§ GIVEN EXERCISE
Exclude the pictures, then copy all remaining records exactly.

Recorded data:
------------------------------------------------
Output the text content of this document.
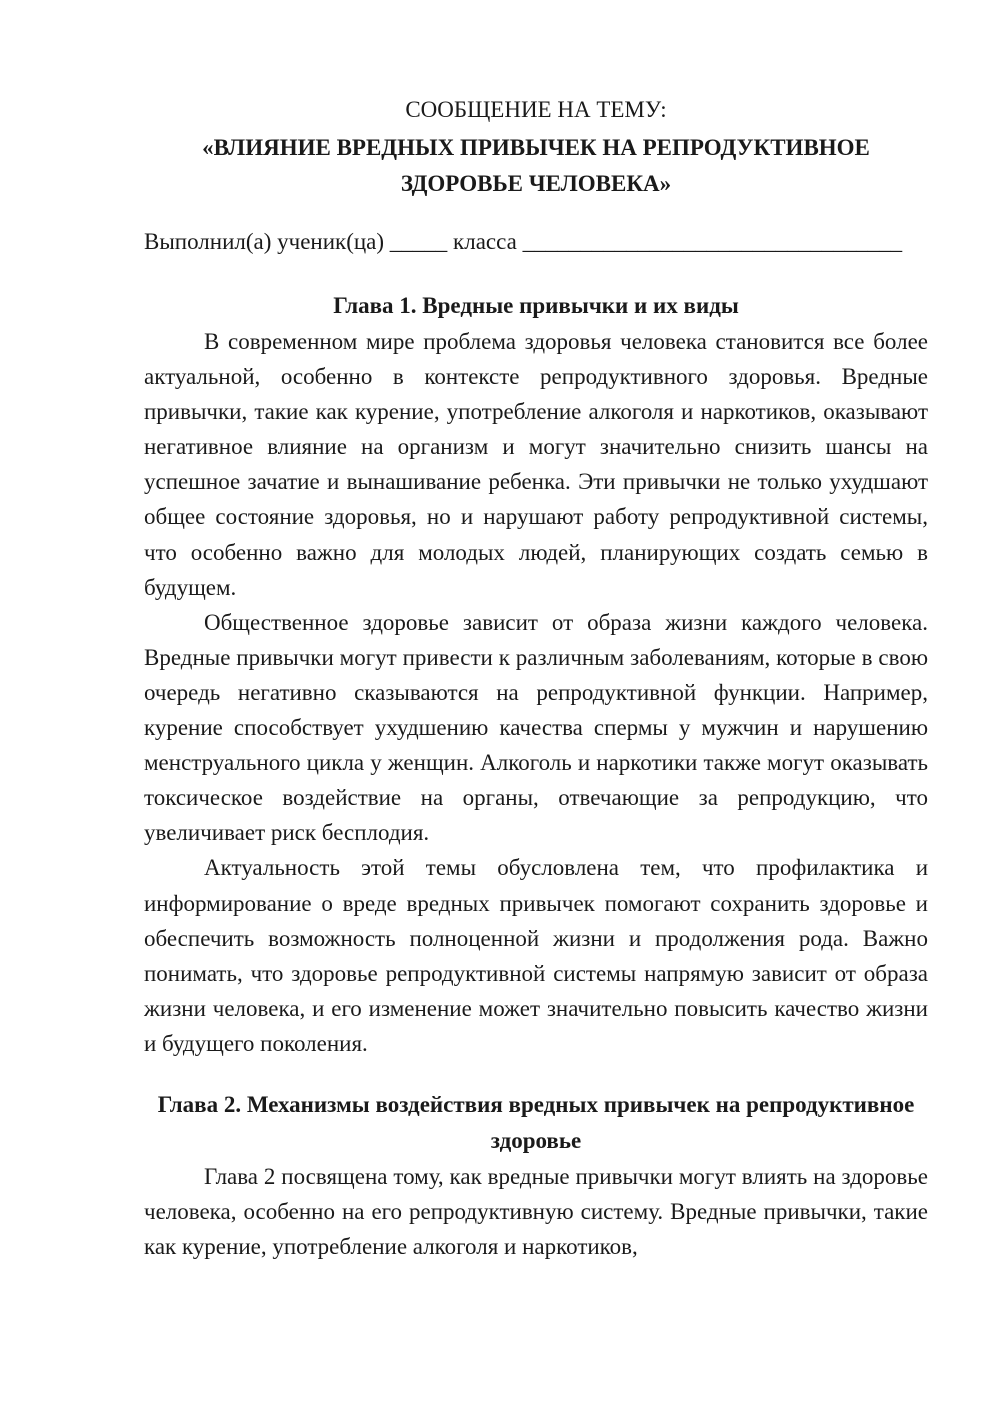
СООБЩЕНИЕ НА ТЕМУ:
«ВЛИЯНИЕ ВРЕДНЫХ ПРИВЫЧЕК НА РЕПРОДУКТИВНОЕ
ЗДОРОВЬЕ ЧЕЛОВЕКА»
Выполнил(а) ученик(ца) _____ класса _________________________________
Глава 1. Вредные привычки и их виды

В современном мире проблема здоровья человека становится все более актуальной, особенно в контексте репродуктивного здоровья. Вредные привычки, такие как курение, употребление алкоголя и наркотиков, оказывают негативное влияние на организм и могут значительно снизить шансы на успешное зачатие и вынашивание ребенка. Эти привычки не только ухудшают общее состояние здоровья, но и нарушают работу репродуктивной системы, что особенно важно для молодых людей, планирующих создать семью в будущем.

Общественное здоровье зависит от образа жизни каждого человека. Вредные привычки могут привести к различным заболеваниям, которые в свою очередь негативно сказываются на репродуктивной функции. Например, курение способствует ухудшению качества спермы у мужчин и нарушению менструального цикла у женщин. Алкоголь и наркотики также могут оказывать токсическое воздействие на органы, отвечающие за репродукцию, что увеличивает риск бесплодия.

Актуальность этой темы обусловлена тем, что профилактика и информирование о вреде вредных привычек помогают сохранить здоровье и обеспечить возможность полноценной жизни и продолжения рода. Важно понимать, что здоровье репродуктивной системы напрямую зависит от образа жизни человека, и его изменение может значительно повысить качество жизни и будущего поколения.

Глава 2. Механизмы воздействия вредных привычек на репродуктивное
здоровье

Глава 2 посвящена тому, как вредные привычки могут влиять на здоровье человека, особенно на его репродуктивную систему. Вредные привычки, такие как курение, употребление алкоголя и наркотиков,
------------------------------------------------
§ ANSWER TO THIS EXERCISE
Output the text content of this document.
СООБЩЕНИЕ НА ТЕМУ:
«ВЛИЯНИЕ ВРЕДНЫХ ПРИВЫЧЕК НА РЕПРОДУКТИВНОЕ
ЗДОРОВЬЕ ЧЕЛОВЕКА»
Выполнил(а) ученик(ца) _____ класса _________________________________
Глава 1. Вредные привычки и их виды

В современном мире проблема здоровья человека становится все более актуальной, особенно в контексте репродуктивного здоровья. Вредные привычки, такие как курение, употребление алкоголя и наркотиков, оказывают негативное влияние на организм и могут значительно снизить шансы на успешное зачатие и вынашивание ребенка. Эти привычки не только ухудшают общее состояние здоровья, но и нарушают работу репродуктивной системы, что особенно важно для молодых людей, планирующих создать семью в будущем.

Общественное здоровье зависит от образа жизни каждого человека. Вредные привычки могут привести к различным заболеваниям, которые в свою очередь негативно сказываются на репродуктивной функции. Например, курение способствует ухудшению качества спермы у мужчин и нарушению менструального цикла у женщин. Алкоголь и наркотики также могут оказывать токсическое воздействие на органы, отвечающие за репродукцию, что увеличивает риск бесплодия.

Актуальность этой темы обусловлена тем, что профилактика и информирование о вреде вредных привычек помогают сохранить здоровье и обеспечить возможность полноценной жизни и продолжения рода. Важно понимать, что здоровье репродуктивной системы напрямую зависит от образа жизни человека, и его изменение может значительно повысить качество жизни и будущего поколения.

Глава 2. Механизмы воздействия вредных привычек на репродуктивное
здоровье

Глава 2 посвящена тому, как вредные привычки могут влиять на здоровье человека, особенно на его репродуктивную систему. Вредные привычки, такие как курение, употребление алкоголя и наркотиков,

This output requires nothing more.